#### Raw records:

-- begin --

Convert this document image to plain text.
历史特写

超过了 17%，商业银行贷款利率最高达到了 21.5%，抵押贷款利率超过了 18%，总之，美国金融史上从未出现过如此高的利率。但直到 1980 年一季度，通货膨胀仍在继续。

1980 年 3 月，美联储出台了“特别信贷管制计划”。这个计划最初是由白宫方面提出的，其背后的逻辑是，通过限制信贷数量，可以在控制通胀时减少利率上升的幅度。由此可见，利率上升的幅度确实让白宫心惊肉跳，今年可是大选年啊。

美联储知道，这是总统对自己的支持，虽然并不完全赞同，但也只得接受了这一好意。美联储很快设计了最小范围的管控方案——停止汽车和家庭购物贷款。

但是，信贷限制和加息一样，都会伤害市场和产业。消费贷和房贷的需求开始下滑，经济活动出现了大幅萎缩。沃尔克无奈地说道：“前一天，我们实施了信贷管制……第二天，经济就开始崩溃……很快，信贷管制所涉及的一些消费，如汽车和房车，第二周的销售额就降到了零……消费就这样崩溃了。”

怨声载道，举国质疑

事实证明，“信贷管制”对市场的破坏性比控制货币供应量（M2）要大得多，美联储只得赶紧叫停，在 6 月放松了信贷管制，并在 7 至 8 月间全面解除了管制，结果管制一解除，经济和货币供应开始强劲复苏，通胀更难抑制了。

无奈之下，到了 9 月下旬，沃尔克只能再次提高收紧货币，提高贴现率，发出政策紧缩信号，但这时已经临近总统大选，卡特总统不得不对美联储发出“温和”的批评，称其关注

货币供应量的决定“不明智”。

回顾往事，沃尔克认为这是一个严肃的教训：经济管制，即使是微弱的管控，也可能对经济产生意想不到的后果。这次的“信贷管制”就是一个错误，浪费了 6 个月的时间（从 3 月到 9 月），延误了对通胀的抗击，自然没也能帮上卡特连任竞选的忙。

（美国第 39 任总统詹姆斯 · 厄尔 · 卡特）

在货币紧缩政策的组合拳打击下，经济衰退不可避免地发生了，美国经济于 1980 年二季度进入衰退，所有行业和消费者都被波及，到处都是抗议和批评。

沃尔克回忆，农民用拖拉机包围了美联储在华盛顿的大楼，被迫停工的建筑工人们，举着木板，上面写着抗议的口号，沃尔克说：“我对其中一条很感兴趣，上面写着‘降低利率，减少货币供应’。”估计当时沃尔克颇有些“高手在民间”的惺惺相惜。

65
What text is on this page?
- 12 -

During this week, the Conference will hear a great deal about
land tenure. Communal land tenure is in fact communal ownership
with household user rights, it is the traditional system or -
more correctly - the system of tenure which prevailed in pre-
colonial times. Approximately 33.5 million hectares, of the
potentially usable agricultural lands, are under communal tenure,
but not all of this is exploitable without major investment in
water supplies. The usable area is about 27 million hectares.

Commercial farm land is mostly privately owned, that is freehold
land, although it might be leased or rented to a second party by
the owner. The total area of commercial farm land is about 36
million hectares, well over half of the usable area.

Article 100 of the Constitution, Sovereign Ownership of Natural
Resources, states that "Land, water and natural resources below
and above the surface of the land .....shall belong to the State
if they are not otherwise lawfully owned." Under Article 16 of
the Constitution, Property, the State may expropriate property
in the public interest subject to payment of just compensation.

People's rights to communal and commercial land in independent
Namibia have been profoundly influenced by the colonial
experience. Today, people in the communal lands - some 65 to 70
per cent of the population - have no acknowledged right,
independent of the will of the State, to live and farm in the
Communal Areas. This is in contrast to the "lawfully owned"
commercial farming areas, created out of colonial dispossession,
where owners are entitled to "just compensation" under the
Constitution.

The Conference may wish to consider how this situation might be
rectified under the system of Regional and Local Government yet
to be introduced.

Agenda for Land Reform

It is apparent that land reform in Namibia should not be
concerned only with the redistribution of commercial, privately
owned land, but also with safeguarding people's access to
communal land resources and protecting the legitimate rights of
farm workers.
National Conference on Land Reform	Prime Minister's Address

-- end --

#### What is asked:
Work out how many lines in the records above contain the word "text", and give only that number.

#### Completed task:
2